**INSTRUCTION:**
Please transcribe the data that follows without the pictures, keeping every word the same.

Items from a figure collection
start
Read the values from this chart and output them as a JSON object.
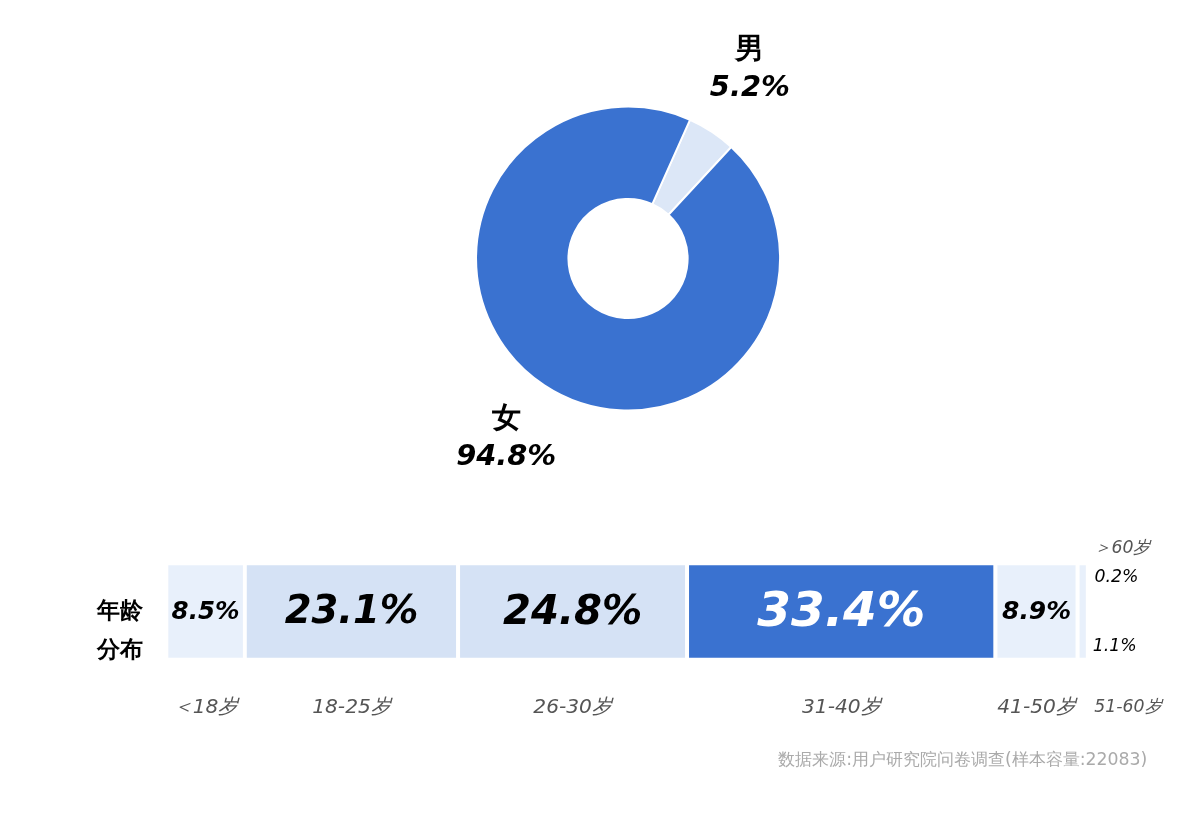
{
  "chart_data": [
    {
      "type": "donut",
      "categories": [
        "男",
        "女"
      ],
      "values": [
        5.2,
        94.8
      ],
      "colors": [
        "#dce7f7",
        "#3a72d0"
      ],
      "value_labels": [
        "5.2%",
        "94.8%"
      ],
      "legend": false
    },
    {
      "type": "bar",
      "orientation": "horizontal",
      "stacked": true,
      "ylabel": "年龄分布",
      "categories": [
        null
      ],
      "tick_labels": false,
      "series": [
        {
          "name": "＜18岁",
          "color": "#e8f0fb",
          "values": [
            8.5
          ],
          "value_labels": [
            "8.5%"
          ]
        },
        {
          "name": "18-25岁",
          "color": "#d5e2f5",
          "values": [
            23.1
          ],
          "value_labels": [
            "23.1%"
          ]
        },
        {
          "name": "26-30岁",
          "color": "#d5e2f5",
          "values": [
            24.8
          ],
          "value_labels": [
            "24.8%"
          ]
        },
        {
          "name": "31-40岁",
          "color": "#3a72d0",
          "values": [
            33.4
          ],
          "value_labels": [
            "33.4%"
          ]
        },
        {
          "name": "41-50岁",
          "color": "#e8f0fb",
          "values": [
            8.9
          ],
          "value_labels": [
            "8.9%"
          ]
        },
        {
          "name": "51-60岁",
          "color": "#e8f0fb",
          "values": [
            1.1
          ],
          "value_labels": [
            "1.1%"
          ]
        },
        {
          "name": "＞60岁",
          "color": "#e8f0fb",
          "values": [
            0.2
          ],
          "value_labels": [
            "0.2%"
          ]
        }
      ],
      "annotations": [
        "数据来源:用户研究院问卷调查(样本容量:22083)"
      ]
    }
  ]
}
end
**ANSWER BELOW:**
Read the values from this chart and output them as a JSON object.
{
  "chart_data": [
    {
      "type": "donut",
      "categories": [
        "男",
        "女"
      ],
      "values": [
        5.2,
        94.8
      ],
      "colors": [
        "#dce7f7",
        "#3a72d0"
      ],
      "value_labels": [
        "5.2%",
        "94.8%"
      ],
      "legend": false
    },
    {
      "type": "bar",
      "orientation": "horizontal",
      "stacked": true,
      "ylabel": "年龄分布",
      "categories": [
        null
      ],
      "tick_labels": false,
      "series": [
        {
          "name": "＜18岁",
          "color": "#e8f0fb",
          "values": [
            8.5
          ],
          "value_labels": [
            "8.5%"
          ]
        },
        {
          "name": "18-25岁",
          "color": "#d5e2f5",
          "values": [
            23.1
          ],
          "value_labels": [
            "23.1%"
          ]
        },
        {
          "name": "26-30岁",
          "color": "#d5e2f5",
          "values": [
            24.8
          ],
          "value_labels": [
            "24.8%"
          ]
        },
        {
          "name": "31-40岁",
          "color": "#3a72d0",
          "values": [
            33.4
          ],
          "value_labels": [
            "33.4%"
          ]
        },
        {
          "name": "41-50岁",
          "color": "#e8f0fb",
          "values": [
            8.9
          ],
          "value_labels": [
            "8.9%"
          ]
        },
        {
          "name": "51-60岁",
          "color": "#e8f0fb",
          "values": [
            1.1
          ],
          "value_labels": [
            "1.1%"
          ]
        },
        {
          "name": "＞60岁",
          "color": "#e8f0fb",
          "values": [
            0.2
          ],
          "value_labels": [
            "0.2%"
          ]
        }
      ],
      "annotations": [
        "数据来源:用户研究院问卷调查(样本容量:22083)"
      ]
    }
  ]
}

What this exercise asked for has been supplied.